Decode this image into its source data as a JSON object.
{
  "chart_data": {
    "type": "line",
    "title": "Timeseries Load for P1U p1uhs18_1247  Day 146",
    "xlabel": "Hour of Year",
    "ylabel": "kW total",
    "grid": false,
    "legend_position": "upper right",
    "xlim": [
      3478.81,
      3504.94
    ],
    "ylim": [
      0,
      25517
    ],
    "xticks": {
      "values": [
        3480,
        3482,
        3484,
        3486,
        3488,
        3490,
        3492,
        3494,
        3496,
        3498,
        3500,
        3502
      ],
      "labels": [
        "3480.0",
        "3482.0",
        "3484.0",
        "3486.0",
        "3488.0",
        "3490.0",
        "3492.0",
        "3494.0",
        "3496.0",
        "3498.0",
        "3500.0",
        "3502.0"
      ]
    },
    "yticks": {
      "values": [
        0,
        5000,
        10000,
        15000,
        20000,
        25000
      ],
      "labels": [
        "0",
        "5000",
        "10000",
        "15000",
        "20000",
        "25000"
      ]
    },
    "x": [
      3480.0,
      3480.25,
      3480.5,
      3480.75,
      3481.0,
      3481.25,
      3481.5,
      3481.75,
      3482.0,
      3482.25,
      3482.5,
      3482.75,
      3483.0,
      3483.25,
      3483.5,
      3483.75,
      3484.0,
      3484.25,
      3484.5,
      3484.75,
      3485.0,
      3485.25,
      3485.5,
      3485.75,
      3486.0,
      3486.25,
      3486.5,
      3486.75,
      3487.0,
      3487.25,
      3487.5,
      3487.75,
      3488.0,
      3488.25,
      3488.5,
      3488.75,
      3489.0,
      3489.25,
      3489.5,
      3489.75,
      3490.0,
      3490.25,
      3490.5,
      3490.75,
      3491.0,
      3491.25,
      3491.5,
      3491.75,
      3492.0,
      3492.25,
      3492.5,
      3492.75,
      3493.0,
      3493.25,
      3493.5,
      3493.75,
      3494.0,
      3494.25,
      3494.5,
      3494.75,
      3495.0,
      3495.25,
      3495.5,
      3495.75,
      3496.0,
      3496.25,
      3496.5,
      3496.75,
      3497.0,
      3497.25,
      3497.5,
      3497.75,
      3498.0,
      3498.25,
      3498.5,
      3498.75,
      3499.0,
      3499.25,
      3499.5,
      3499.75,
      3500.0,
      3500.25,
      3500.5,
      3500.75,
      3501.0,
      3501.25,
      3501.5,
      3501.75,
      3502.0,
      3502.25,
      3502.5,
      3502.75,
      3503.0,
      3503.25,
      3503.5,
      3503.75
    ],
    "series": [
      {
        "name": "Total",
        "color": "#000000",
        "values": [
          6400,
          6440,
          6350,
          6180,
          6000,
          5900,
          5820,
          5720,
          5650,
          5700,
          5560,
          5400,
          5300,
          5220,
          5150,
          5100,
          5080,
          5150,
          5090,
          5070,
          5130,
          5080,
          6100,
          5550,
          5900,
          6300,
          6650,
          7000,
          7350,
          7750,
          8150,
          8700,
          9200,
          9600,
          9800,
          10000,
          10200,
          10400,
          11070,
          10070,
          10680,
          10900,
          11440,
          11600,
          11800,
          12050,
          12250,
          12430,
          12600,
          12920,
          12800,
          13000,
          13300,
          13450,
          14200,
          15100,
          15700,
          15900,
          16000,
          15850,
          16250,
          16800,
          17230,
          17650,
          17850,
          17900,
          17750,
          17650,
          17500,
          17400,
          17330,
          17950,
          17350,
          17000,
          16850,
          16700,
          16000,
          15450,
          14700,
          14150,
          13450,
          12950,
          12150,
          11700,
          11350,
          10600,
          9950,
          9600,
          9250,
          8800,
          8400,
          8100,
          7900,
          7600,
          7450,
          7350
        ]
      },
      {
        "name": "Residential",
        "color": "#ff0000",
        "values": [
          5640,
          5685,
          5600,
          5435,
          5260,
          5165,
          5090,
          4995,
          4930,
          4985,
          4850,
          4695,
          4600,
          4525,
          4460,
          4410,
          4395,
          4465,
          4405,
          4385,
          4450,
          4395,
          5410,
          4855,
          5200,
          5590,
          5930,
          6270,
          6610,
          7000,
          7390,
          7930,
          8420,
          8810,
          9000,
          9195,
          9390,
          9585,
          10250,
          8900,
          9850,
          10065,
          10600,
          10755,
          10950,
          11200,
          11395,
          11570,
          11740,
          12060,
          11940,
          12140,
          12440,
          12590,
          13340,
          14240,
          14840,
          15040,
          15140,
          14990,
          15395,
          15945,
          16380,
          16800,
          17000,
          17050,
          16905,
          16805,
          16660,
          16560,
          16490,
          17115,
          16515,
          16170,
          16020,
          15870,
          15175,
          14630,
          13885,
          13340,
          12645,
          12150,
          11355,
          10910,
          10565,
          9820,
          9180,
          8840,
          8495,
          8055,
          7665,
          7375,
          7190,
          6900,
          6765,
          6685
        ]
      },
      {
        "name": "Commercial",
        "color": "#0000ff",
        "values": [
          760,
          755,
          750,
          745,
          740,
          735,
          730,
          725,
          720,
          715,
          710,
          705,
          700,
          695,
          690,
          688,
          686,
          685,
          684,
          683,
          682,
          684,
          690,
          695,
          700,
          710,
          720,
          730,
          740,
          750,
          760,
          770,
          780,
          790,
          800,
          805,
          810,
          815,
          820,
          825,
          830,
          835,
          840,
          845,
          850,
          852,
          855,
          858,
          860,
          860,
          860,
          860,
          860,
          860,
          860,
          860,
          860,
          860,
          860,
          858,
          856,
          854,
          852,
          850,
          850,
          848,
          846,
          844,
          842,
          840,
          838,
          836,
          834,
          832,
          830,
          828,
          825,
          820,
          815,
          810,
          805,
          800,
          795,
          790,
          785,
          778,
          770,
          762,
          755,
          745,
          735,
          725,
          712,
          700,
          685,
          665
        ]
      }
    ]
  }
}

──────────

Report how many lines of the entries hold the string "color". Provide the number alone.

3